◆ Records for this exercise ◆
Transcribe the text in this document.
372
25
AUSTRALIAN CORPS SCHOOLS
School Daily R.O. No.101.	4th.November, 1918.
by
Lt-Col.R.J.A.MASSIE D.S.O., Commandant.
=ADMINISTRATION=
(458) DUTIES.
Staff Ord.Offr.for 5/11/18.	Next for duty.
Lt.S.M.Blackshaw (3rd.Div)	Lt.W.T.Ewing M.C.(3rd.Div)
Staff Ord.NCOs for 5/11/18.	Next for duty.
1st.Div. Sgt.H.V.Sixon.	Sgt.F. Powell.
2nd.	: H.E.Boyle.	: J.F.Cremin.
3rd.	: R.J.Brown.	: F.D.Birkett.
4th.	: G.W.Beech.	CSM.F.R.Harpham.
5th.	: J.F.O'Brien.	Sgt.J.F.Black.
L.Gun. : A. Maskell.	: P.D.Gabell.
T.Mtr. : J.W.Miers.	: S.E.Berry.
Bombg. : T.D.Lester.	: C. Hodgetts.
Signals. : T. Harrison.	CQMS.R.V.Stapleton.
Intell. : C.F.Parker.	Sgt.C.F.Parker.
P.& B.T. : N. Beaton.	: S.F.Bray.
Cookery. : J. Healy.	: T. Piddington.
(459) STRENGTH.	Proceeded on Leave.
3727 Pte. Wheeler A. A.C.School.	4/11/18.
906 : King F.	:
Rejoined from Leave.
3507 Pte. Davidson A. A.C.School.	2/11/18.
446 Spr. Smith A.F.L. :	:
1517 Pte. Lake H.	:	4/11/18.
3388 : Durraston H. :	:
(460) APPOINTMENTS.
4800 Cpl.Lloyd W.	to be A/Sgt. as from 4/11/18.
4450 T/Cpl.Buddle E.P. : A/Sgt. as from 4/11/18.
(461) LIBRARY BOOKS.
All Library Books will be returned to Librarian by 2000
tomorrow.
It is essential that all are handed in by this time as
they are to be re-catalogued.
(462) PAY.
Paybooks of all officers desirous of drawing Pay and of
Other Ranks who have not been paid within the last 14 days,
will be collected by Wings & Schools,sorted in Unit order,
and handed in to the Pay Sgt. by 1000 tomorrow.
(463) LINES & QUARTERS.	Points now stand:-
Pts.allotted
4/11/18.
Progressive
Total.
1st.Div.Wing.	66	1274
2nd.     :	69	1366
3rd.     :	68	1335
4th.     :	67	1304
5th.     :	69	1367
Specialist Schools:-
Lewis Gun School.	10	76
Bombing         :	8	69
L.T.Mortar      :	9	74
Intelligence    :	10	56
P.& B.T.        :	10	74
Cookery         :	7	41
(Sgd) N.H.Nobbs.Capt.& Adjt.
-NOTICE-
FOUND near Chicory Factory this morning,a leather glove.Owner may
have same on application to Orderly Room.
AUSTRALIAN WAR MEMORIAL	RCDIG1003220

◆ Written problem ◆
Using the records above, select and copy every line that has the word "Cookery".

◆ Exercise response ◆
Cookery. : J. Healy.	: T. Piddington.
Cookery         :	7	41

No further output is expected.